=== What you are asked to do ===
Report, word for word, every line of the material that contains "OFFRHD".

=== Data records ===
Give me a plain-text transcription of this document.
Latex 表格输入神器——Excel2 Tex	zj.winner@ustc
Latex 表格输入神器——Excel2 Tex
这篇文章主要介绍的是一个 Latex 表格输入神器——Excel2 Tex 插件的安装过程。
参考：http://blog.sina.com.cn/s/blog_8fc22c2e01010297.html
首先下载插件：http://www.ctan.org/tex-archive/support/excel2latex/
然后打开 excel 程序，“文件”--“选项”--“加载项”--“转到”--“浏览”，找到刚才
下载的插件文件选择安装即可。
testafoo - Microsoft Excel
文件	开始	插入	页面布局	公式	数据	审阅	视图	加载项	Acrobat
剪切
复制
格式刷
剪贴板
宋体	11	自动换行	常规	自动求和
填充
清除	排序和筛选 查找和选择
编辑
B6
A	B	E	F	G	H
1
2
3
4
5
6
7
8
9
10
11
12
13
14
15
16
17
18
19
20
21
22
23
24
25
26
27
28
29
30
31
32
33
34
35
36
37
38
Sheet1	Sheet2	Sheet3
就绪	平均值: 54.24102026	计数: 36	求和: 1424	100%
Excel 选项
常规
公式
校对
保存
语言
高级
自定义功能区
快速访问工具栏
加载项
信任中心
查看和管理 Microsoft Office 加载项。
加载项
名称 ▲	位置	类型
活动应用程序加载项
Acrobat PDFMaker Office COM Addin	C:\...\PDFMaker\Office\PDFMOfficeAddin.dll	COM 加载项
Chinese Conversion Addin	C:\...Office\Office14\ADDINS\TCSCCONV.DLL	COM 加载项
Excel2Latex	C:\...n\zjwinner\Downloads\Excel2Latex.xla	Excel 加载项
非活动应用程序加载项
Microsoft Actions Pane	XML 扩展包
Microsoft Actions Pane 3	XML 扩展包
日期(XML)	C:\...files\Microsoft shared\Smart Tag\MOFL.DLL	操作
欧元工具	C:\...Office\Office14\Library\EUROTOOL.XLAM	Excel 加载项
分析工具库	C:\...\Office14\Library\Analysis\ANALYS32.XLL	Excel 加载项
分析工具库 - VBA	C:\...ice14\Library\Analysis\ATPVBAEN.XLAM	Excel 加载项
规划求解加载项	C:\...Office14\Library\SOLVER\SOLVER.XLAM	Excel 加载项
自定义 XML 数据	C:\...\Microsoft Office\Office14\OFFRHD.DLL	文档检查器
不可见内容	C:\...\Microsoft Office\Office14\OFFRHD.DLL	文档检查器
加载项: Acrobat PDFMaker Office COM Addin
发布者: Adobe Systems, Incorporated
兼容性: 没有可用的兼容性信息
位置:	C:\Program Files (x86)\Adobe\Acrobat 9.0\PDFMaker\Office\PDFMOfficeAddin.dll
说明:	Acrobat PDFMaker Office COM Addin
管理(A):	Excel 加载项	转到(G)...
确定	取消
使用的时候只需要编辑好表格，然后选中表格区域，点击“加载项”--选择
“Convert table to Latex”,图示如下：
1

=== Finished answer ===
自定义 XML 数据	C:\...\Microsoft Office\Office14\OFFRHD.DLL	文档检查器
不可见内容	C:\...\Microsoft Office\Office14\OFFRHD.DLL	文档检查器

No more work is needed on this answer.